* **Passage shown**:
The narrative states the Æsir prophesied his arrival and prepared grand illusions for him, so as Gangerli enters the fortress, he sees a hall of such a height, he has trouble seeing over it, and notices the roof of the hall is covered in golden shields, as if they were shingles. Snorri quotes a stanza by the skald Þjóðólfr of Hvinir (c. 900). As he continues, Gangleri sees a man in the doorway of the hall juggling short swords, and keeping seven in the air simultaneously. Among other things, the man says the hall belongs to his king, and adds he can take Gangleri to the king. Gangleri follows him, and the door closes behind him. All around him, he sees many living areas, and throngs of people, some of which are playing games, some are drinking, and others are fighting with weapons. Gangleri sees three thrones, and three figures sitting upon them: High sitting on the lowest throne, Just-As-High sitting on the next highest throne, and Third sitting on the highest. The man guiding Gangleri tells him High is the king of the hall.

In chapter 20, Third states Odin mans Valhalla with the Einherjar: those killed in battle and become Odin's adopted sons. In chapter 36, High states valkyries serve drinks and see to the tables in Valhalla, and Grímnismál stanzas 40 to 41 are quoted in reference to this. High continues the valkyries are sent by Odin to every battle; they choose who is to die, and determine victory.

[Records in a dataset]

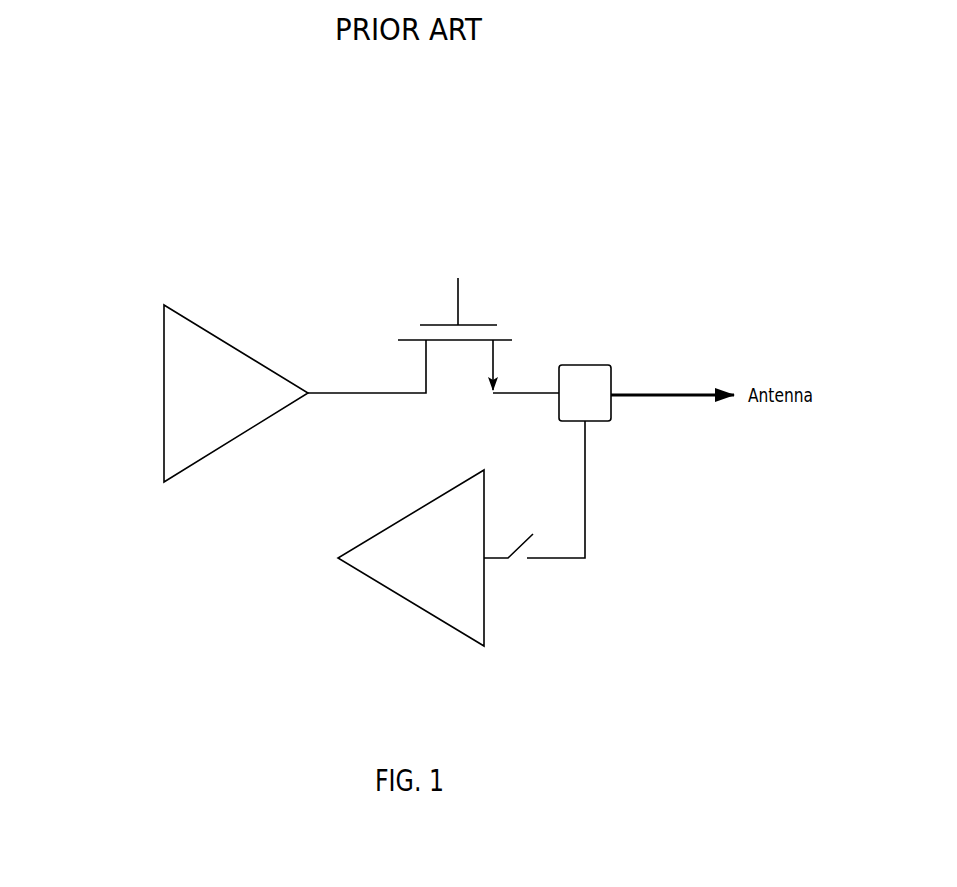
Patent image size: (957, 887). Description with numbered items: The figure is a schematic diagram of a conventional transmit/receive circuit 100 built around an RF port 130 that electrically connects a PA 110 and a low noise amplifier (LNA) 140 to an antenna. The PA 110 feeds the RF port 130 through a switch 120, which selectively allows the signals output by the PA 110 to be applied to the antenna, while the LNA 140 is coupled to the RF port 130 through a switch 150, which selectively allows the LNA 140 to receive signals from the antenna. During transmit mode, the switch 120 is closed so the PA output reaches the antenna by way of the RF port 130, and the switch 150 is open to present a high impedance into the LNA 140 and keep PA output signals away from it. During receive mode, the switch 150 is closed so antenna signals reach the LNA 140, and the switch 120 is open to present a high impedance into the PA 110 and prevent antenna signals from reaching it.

The transmit/receive circuit 100 is at (110, 150).
The PA 110 is at (134, 289).
The switch 120 is at (489, 251).
The RF port 130 is at (614, 350).
The low noise amplifier (LNA) 140 is at (409, 627).
The switch 150 is at (546, 580).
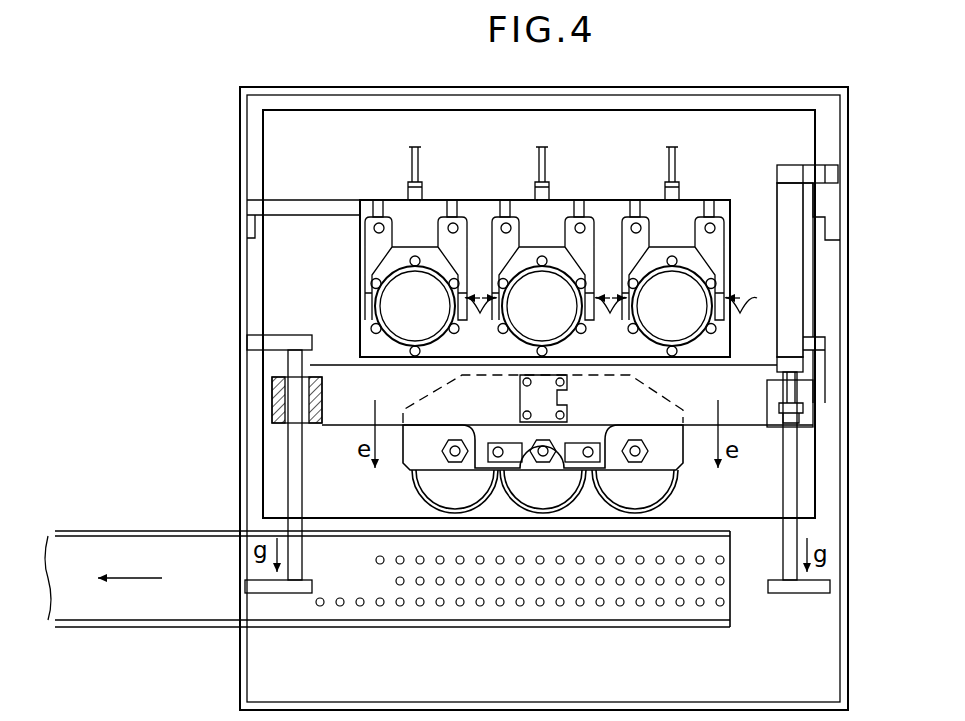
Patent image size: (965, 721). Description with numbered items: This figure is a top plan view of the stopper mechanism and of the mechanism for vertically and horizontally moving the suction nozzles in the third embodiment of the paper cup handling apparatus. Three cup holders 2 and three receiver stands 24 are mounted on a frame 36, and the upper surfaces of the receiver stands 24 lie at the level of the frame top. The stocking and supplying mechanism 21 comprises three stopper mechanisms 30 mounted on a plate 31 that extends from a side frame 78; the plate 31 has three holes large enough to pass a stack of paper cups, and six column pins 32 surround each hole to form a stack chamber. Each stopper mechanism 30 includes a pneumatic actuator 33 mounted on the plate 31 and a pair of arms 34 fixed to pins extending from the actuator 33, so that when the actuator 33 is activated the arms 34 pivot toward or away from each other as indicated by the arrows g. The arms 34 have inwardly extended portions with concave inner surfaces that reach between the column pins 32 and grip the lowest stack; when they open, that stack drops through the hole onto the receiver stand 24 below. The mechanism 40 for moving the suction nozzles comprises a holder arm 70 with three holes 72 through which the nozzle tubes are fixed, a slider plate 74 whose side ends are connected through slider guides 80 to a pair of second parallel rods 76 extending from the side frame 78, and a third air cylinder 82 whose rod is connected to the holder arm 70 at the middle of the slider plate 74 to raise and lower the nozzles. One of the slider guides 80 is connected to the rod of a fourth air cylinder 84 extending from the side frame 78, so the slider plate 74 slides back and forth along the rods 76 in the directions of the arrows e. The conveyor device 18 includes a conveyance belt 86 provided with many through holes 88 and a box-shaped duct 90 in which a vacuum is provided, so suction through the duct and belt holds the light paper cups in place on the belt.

The cup holder 2 is at (435, 483).
The conveyor device 18 is at (155, 632).
The stocking and supplying mechanism 21 is at (855, 290).
The receiver stand 24 is at (535, 328).
The stopper mechanism 30 is at (534, 277).
The plate 31 is at (365, 345).
The column pins 32 is at (362, 292).
The actuator 33 is at (400, 205).
The arms 34 is at (365, 252).
The frame 36 is at (783, 128).
The mechanism for vertically and horizontally moving the suction nozzle 40 is at (866, 370).
The holder arm 70 is at (672, 455).
The holes 72 is at (540, 458).
The slider plate 74 is at (335, 418).
The second parallel rods 76 is at (290, 448).
The side frame 78 is at (848, 134).
The slider guides 80 is at (275, 405).
The third air cylinder 82 is at (567, 402).
The fourth air cylinder 84 is at (795, 268).
The conveyance belt 86 is at (85, 540).
The through holes 88 is at (360, 607).
The duct 90 is at (160, 531).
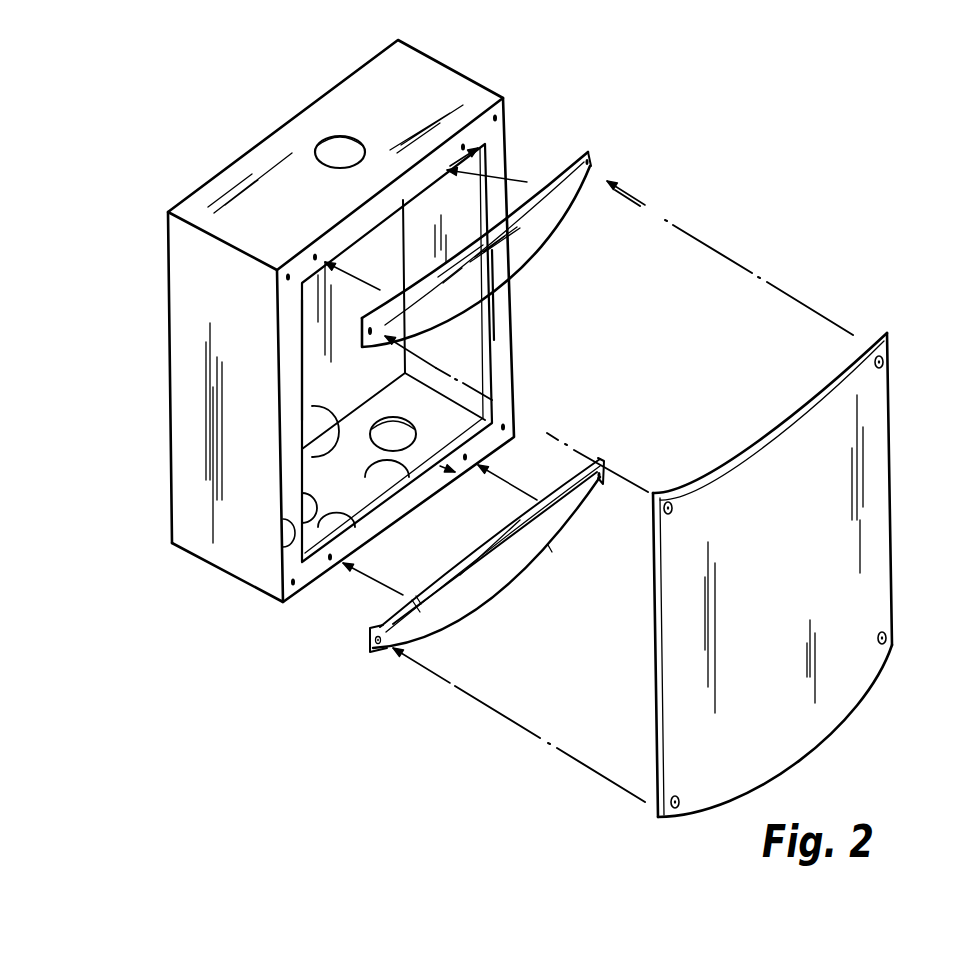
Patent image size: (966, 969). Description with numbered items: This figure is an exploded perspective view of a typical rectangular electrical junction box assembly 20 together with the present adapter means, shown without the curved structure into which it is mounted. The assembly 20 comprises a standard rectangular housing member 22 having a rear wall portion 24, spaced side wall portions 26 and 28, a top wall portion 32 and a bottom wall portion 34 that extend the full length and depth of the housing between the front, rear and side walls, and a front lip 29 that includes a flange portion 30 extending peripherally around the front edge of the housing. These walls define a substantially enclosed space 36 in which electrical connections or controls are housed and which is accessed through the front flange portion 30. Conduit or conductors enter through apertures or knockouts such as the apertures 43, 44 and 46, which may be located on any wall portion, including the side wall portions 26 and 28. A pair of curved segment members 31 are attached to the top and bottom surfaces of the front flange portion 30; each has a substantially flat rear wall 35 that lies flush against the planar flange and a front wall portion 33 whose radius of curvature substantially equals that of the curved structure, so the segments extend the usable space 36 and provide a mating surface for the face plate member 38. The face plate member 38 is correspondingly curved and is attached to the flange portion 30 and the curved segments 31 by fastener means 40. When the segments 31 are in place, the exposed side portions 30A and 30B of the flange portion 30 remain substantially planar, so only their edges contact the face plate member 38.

* **Tasks to perform**:
a) Copy the Valhalla passage between "In chapter 20, Third" and "and determine victory.", inclusive.
b) In the Valhalla passage, how many short swords does the man in the doorway keep in the air at once?

* **Written responses**:
a)
In chapter 20, Third states Odin mans Valhalla with the Einherjar: those killed in battle and become Odin's adopted sons. In chapter 36, High states valkyries serve drinks and see to the tables in Valhalla, and Grímnismál stanzas 40 to 41 are quoted in reference to this. High continues the valkyries are sent by Odin to every battle; they choose who is to die, and determine victory.

b) Seven